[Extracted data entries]
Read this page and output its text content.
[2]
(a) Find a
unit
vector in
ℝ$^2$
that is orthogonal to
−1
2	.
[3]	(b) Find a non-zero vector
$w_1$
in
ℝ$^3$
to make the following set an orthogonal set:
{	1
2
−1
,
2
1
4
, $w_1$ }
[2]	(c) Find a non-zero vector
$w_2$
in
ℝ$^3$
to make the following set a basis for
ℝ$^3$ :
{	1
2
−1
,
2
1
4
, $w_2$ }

EXERCISE AIM:
From the entries above, extract each line containing "zero".

WRITTEN ANSWER:
[3]	(b) Find a non-zero vector
[2]	(c) Find a non-zero vector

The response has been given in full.